Page extract:
········
Recovery
By Sarah M
- 4 minutes read - 645 wordsMy journey toward sobriety and through recovery from alcoholism has been full of trial and error, courage, patience and willingness. The ongoing road of growth in recovery is fraught with challenges, the most daunting of which being the moments when I am tempted to drink. Despite the many consequences (whether physical, emotional or spiritual) I have faced in the past due to my consumption of alcohol, temptations and desires still arise and I HAVE to take action in order to protect my sobriety.
The tools of action I have collected in my tool box were suggested to me by a variety of sources including substance abuse treatment centers I have spent time in, individual therapy sessions and most predominantly, the rooms of alcoholics anonymous.
As soon as a temptation arises I pause and breathe. I try to use my senses to become aware of the present moment. Nothing is more grounding to me than my breath. Taking a second to separate my body from my thoughts is my foundation for walking through a temptation unscathed.
After a pause and breath, I usually check in with my basic physical and emotional needs using the HALT technique. I ask myself if I am Hungry, Angry, Lonely or Tired? If Yes, to any of those questions, addressing that need first usually gets me away from relapse.
Reaching out for support from another sober friend or family member is also a very effective way to separate myself from temptations. I really don’t like talking on the phone, so for me, I usually send out a text to a trusted support network, honestly sharing about what I am thinking and feeling regarding the craving or desire to drink. Staying open and honest with EVERYONE has been one of the most important principles to my long term sobriety. Supportive relationships not only keep me accountable, but often help remind me of the heavy burden of guilt and shame that inevitably follows a relapse and all the harm and chaos I ignite around me; a fact I am unable to consider in the tempting moment.
········
Using the information:
1. In the essay on recovery, rewrite the passage from "As soon as a" to "a temptation unscathed.", swapping "temptation" for "craving".
2. Carry the essay on recovery forward by writing its next part, picking up right after its last sentence.
The items that follow are separate material and have no connection to the essay on recovery.
········
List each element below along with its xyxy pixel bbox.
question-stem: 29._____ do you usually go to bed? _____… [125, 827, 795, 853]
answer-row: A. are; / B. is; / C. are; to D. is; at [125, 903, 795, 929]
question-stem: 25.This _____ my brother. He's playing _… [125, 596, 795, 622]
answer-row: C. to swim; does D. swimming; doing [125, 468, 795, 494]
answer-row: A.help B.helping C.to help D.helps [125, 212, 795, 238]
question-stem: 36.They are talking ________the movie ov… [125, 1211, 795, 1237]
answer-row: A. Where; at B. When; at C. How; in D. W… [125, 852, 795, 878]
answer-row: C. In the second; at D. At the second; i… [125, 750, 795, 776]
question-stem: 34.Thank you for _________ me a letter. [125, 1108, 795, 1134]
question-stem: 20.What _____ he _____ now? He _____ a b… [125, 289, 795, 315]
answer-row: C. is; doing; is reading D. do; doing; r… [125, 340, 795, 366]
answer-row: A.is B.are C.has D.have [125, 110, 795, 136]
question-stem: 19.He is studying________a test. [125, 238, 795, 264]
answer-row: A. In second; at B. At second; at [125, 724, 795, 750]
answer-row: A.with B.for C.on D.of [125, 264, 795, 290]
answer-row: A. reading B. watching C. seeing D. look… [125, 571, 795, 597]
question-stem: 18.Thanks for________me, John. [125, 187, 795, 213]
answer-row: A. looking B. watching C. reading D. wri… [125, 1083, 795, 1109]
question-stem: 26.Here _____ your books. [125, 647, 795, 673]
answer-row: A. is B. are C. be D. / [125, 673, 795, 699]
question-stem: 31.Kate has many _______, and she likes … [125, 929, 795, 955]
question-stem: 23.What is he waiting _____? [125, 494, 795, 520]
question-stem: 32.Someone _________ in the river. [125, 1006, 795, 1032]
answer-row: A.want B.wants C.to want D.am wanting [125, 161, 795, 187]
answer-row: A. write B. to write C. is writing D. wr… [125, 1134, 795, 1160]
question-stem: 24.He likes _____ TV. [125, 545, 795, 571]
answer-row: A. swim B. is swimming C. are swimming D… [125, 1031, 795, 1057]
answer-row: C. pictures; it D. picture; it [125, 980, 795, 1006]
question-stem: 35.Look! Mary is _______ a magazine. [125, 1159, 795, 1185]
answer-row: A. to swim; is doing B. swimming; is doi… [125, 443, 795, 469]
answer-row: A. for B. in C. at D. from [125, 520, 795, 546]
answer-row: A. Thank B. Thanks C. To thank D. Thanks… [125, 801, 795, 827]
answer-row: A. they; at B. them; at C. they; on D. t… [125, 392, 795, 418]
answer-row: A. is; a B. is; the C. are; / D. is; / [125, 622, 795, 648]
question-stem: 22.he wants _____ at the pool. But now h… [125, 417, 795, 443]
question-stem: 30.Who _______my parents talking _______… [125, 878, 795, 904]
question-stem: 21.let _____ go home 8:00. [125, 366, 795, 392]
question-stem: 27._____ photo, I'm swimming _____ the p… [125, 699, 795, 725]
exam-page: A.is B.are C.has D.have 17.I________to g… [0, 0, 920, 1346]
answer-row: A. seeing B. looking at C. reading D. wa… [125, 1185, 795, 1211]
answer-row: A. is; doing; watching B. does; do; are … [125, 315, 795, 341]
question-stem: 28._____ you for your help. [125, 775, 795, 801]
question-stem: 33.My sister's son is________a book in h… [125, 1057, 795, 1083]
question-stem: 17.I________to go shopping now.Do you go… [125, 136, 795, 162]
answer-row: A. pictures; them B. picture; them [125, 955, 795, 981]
········
Results:
1.
As soon as a craving arises I pause and breathe. I try to use my senses to become aware of the present moment. Nothing is more grounding to me than my breath. Taking a second to separate my body from my thoughts is my foundation for walking through a craving unscathed.

2.
Changing my environment is also a simple, yet very effective way for me to navigate a temptation. Often, the physical setting I am in has the most powerful impact on my emotions and behavior whether at a family event, a bar, sporting event, music show, or any place where the majority is consuming alcohol. Many times I have had to leave social situations early or step away to go for a walk just to create distance from myself and that desire (or my increased anxiety that usually results in temptation). I have recently set a boundary with myself that I cannot attend large family events alone, without my sober husband or other sober support, because it becomes too tempting. This may not be the case for my entire life but it is my truth today. The farther away I am physically from the temptation, the less power it has over me.
One of the most important things I have learned throughout my journey and the last thing I will share is the continuous practice of self compassion. Just because I have the strong desire to drink and the temptation to disrupt my continuous sobriety does not mean I am failing or defective. I am human and my insides are affected by my outsides just like everyone else. I have accepted I am powerless over alcohol but have chosen to not be defeated by it.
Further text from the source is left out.